= Task brief =
Each line that holds the word "page" is to be identified and copied.

────────────────────

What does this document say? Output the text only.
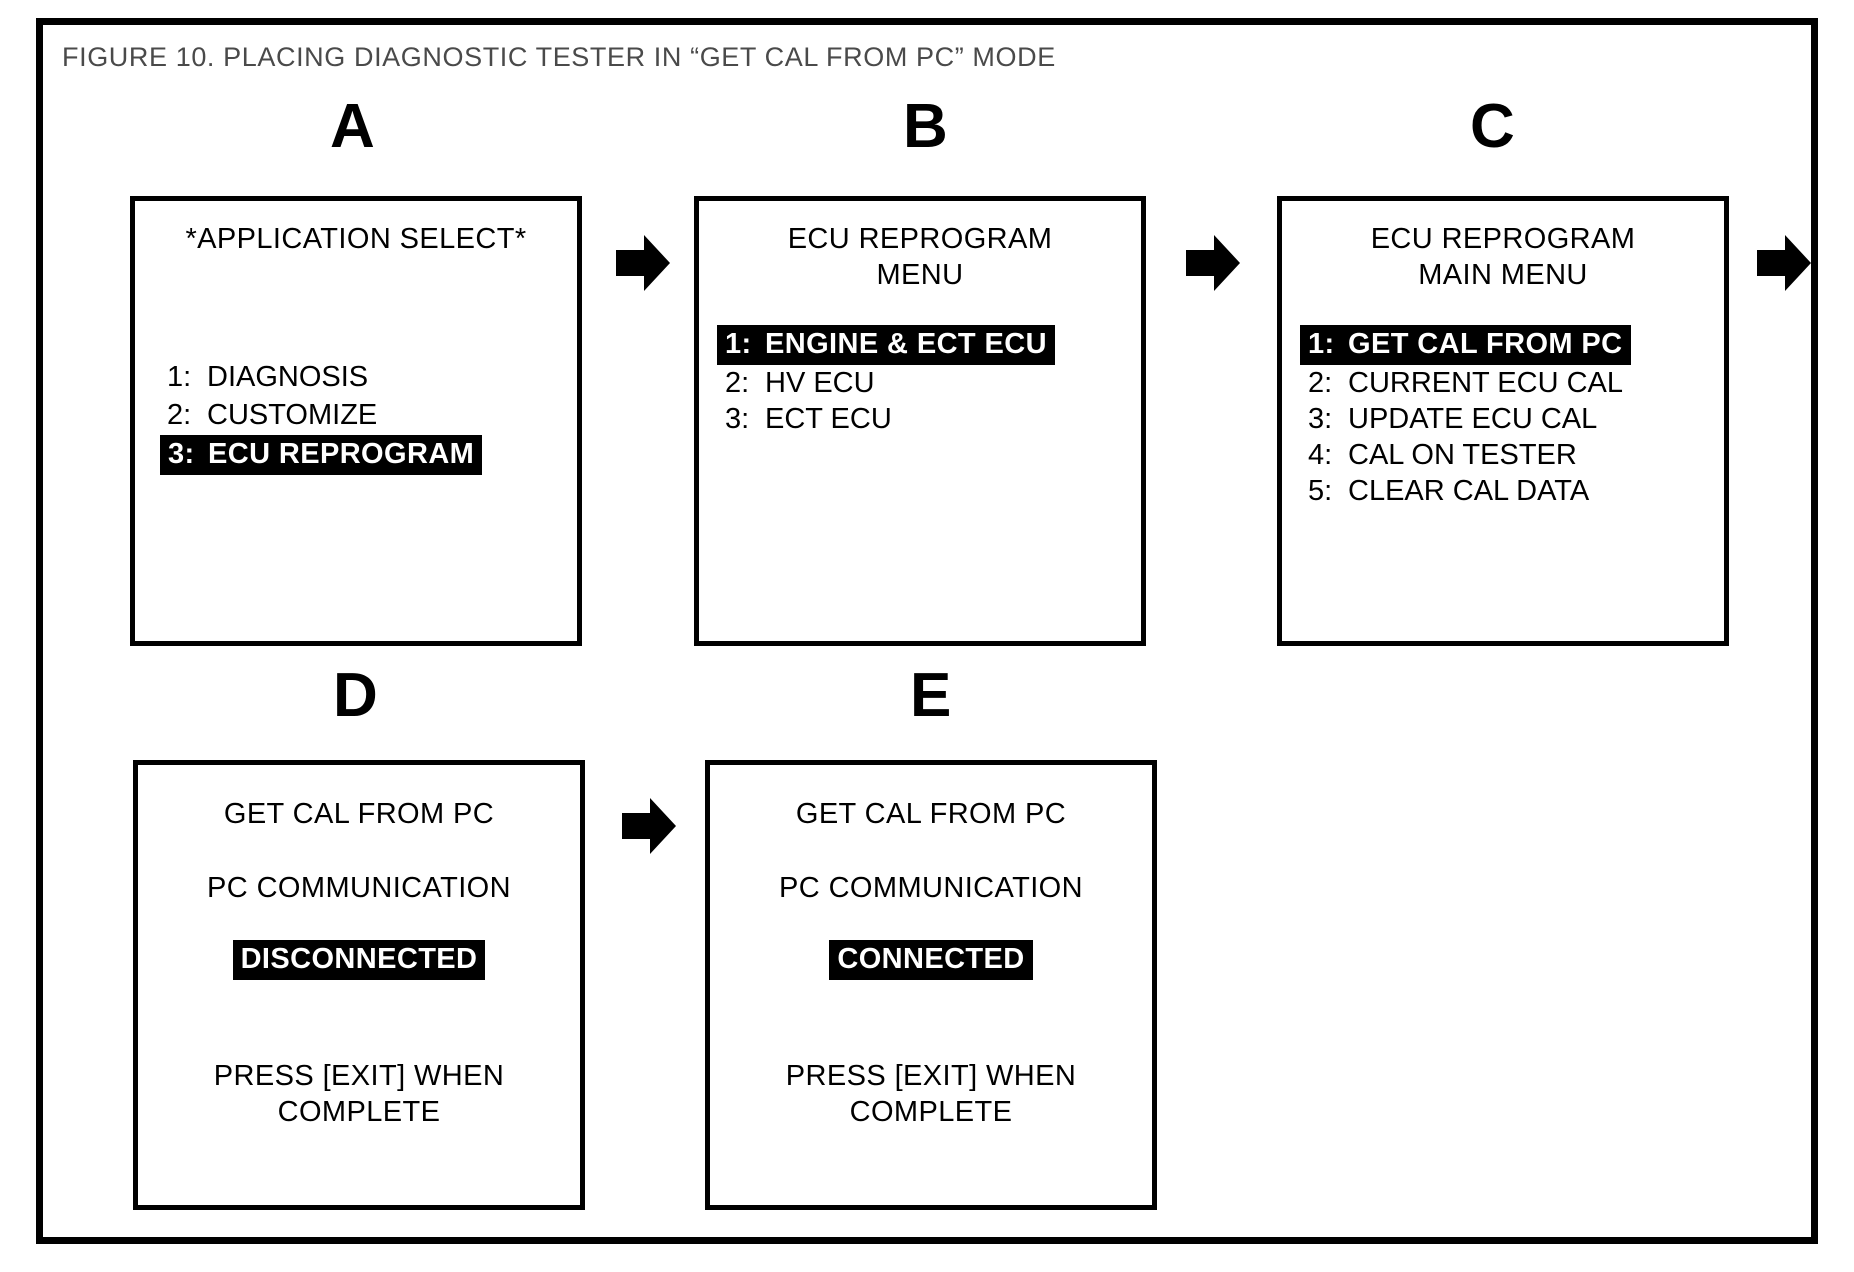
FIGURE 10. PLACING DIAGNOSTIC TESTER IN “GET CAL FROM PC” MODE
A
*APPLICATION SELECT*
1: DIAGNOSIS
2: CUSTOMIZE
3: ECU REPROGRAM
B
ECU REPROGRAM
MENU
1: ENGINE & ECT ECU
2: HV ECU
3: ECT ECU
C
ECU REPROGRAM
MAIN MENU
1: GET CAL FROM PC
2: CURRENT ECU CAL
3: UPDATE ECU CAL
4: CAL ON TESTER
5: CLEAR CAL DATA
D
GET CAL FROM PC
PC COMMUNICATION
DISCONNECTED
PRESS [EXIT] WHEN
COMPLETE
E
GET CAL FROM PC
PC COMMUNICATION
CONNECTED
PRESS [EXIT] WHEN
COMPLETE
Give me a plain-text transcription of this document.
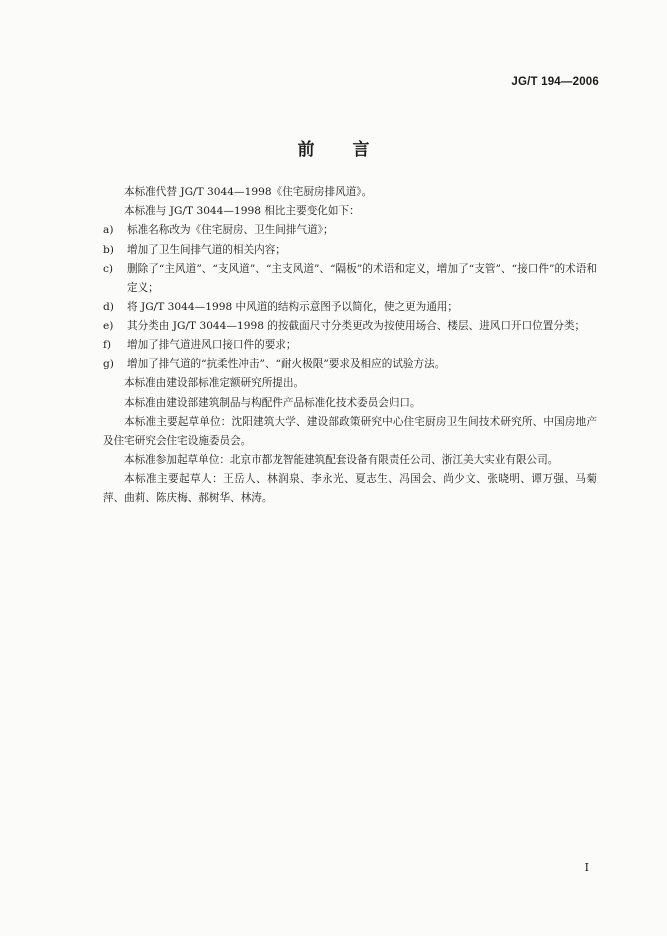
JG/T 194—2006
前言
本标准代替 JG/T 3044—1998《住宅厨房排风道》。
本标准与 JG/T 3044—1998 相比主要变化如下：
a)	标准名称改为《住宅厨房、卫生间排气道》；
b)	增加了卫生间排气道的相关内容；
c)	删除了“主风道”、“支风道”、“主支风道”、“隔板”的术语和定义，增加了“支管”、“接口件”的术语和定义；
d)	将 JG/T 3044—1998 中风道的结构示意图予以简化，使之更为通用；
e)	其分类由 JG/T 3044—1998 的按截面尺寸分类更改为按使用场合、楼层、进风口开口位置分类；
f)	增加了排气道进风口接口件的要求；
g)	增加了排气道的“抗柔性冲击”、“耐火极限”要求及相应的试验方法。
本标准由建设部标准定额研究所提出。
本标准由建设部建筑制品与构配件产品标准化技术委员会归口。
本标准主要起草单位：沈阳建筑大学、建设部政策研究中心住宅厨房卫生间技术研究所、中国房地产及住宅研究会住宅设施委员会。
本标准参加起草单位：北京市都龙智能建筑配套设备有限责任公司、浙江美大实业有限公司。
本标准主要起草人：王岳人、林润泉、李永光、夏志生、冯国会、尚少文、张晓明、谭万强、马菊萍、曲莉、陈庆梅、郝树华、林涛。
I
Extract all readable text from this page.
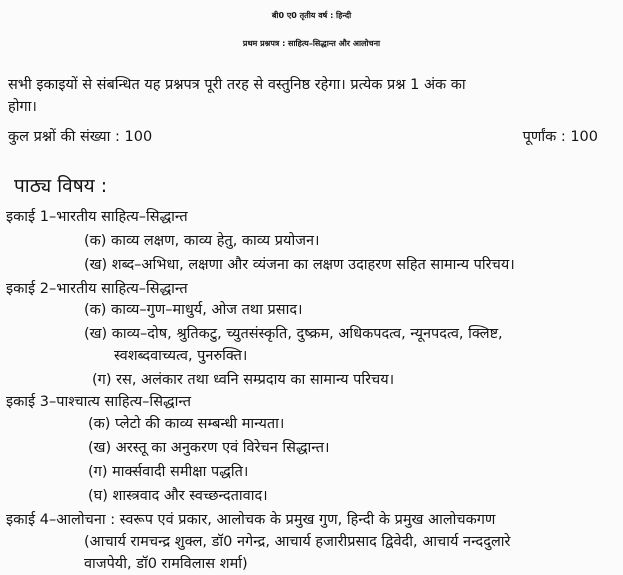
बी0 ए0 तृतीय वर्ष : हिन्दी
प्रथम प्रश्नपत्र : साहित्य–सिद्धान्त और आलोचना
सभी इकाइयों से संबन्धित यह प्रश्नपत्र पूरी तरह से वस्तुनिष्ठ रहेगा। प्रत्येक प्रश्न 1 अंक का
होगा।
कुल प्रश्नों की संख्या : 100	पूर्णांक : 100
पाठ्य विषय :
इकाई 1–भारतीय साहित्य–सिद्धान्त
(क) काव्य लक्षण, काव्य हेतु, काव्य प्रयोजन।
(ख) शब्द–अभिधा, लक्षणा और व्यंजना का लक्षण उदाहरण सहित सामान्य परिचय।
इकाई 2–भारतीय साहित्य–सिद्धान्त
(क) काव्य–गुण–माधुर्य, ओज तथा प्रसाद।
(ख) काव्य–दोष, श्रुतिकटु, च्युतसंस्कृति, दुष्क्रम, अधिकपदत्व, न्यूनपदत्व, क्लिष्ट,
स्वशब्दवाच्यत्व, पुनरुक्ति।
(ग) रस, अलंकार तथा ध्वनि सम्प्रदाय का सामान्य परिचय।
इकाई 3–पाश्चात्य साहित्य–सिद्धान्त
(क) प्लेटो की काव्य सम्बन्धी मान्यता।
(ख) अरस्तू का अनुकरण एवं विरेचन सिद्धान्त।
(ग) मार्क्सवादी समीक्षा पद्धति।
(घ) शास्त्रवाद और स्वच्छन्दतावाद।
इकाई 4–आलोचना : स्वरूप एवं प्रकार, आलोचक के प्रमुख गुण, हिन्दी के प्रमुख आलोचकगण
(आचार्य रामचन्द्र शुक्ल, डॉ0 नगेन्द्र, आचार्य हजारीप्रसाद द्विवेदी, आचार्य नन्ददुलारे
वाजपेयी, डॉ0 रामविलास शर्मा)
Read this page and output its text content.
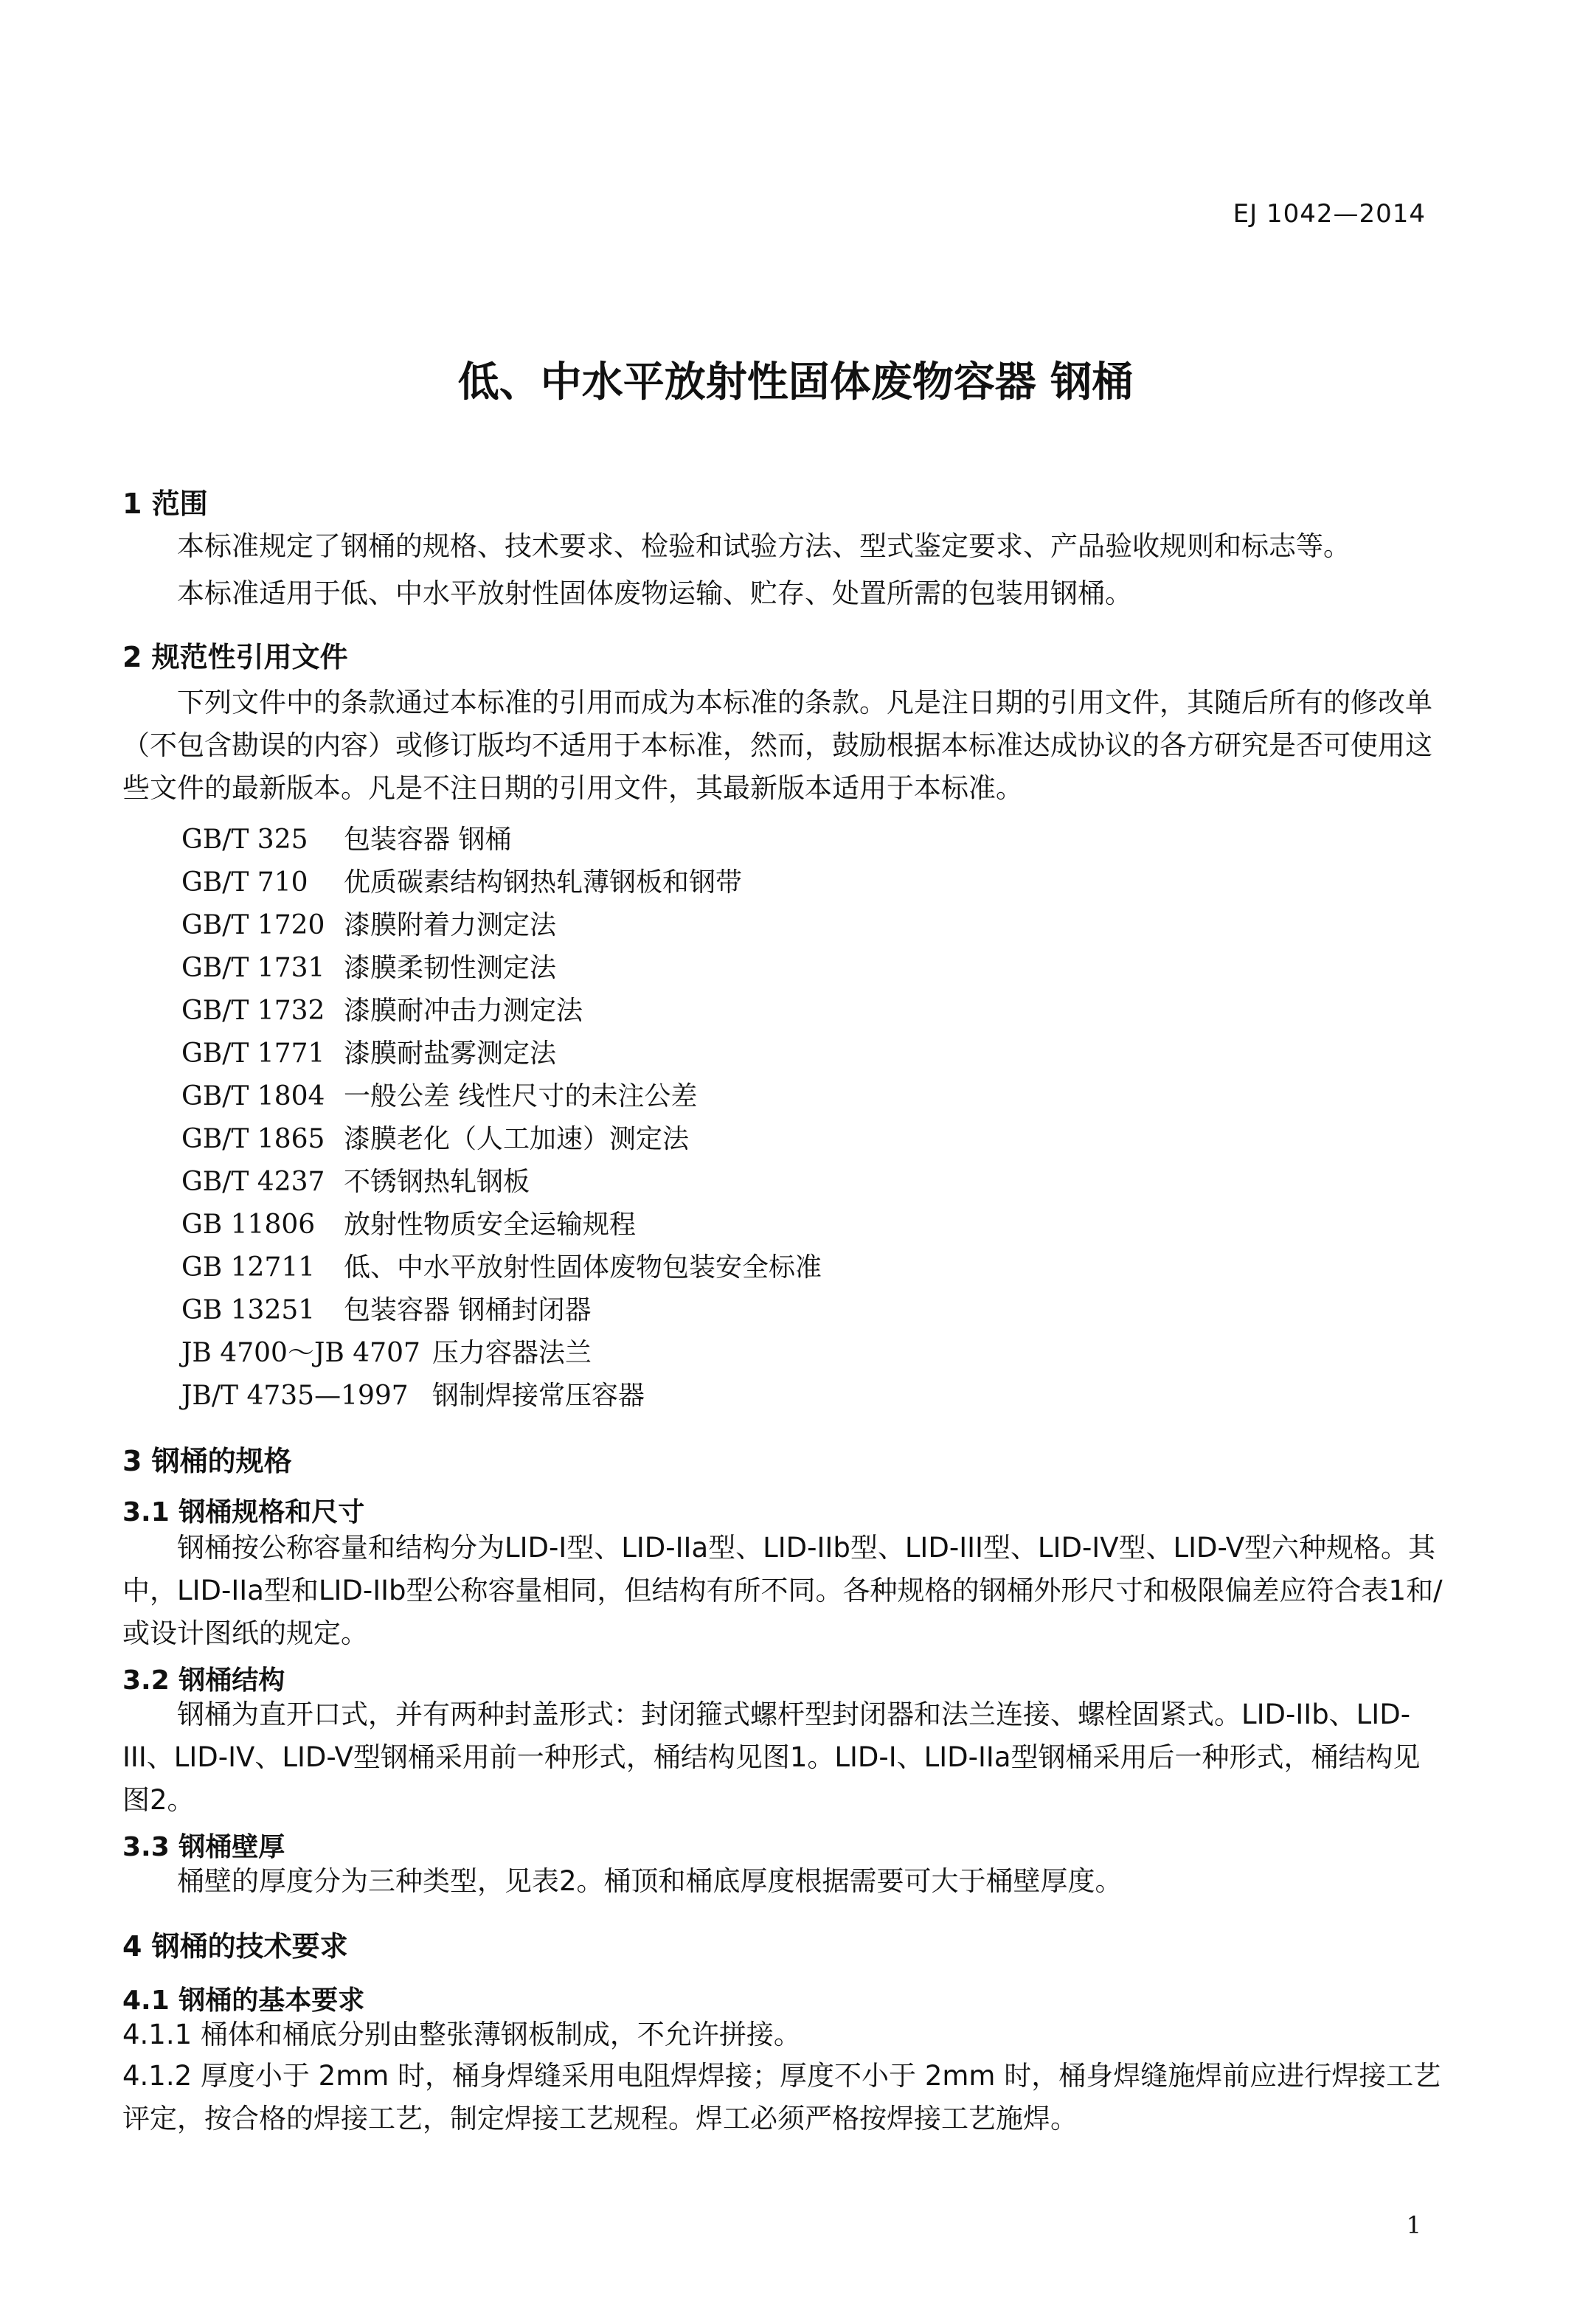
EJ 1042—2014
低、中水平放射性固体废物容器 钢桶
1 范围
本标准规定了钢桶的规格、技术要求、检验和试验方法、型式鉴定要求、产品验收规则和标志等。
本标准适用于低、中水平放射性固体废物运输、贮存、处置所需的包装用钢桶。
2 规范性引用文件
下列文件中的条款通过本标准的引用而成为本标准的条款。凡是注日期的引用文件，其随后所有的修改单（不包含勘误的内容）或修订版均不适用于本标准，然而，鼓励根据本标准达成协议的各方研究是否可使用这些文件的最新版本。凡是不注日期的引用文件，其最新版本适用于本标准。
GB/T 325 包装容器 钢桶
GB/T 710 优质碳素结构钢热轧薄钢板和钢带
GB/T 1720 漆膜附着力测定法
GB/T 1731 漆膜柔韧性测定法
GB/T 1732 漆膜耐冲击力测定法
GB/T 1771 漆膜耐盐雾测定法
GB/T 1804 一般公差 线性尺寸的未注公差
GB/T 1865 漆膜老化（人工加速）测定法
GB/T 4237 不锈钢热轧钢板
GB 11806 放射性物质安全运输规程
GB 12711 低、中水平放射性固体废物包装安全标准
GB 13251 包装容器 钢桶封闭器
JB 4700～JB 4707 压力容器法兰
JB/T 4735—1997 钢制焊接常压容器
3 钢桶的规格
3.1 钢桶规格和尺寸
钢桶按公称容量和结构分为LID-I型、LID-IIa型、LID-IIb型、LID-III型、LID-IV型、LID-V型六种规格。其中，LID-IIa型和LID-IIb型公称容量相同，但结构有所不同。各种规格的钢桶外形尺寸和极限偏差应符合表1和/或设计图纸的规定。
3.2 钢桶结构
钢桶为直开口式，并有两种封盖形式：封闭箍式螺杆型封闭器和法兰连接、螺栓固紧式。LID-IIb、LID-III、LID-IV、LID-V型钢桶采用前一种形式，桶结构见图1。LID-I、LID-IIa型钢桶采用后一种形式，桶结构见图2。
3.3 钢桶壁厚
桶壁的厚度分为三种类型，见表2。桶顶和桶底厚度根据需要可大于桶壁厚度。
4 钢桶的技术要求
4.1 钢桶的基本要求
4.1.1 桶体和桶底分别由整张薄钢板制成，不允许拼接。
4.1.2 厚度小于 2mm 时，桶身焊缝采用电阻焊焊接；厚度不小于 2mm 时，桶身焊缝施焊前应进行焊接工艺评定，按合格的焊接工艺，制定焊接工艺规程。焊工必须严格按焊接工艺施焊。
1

────────────────────

= Reply =
Extract all readable text from this page.
Read this page and output its text content.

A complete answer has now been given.